■ Task prompt ■
Check each line of the records below and collect those that include the word "دلائل".

"""

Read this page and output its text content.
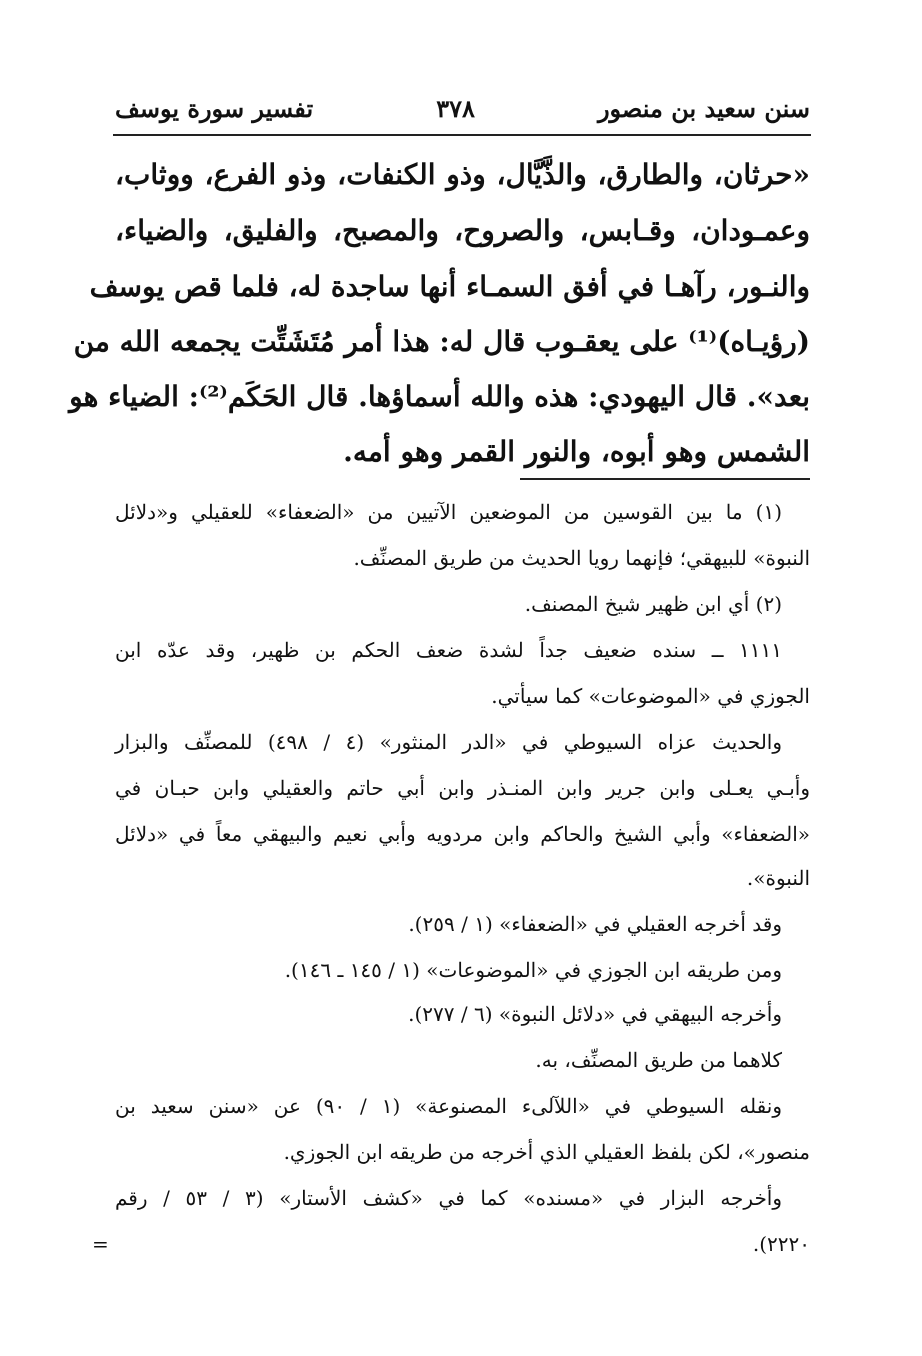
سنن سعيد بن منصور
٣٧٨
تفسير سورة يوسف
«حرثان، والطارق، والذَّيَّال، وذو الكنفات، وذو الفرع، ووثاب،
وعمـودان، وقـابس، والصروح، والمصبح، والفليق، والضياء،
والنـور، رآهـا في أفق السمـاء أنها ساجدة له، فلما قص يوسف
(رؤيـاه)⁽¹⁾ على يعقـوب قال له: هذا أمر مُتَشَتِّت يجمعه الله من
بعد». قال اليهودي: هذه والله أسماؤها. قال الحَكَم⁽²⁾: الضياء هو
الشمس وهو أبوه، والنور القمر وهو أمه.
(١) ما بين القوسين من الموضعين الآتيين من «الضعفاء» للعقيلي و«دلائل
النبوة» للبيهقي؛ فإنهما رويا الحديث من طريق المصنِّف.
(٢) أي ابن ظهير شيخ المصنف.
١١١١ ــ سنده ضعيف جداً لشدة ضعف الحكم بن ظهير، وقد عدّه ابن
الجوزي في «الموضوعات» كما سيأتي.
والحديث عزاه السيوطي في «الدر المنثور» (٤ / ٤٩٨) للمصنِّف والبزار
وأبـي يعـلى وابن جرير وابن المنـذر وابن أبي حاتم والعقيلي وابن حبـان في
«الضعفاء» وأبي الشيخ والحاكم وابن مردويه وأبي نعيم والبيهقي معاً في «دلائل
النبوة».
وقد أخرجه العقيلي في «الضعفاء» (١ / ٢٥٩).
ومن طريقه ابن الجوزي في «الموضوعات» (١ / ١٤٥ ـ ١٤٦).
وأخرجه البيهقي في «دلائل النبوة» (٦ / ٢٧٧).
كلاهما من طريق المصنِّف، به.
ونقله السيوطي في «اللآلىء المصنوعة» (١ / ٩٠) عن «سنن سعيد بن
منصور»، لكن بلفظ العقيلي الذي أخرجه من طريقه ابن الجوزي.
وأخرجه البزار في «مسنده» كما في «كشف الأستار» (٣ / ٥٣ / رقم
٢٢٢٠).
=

"""

■ Exercise answer ■
(١) ما بين القوسين من الموضعين الآتيين من «الضعفاء» للعقيلي و«دلائل
«الضعفاء» وأبي الشيخ والحاكم وابن مردويه وأبي نعيم والبيهقي معاً في «دلائل
وأخرجه البيهقي في «دلائل النبوة» (٦ / ٢٧٧).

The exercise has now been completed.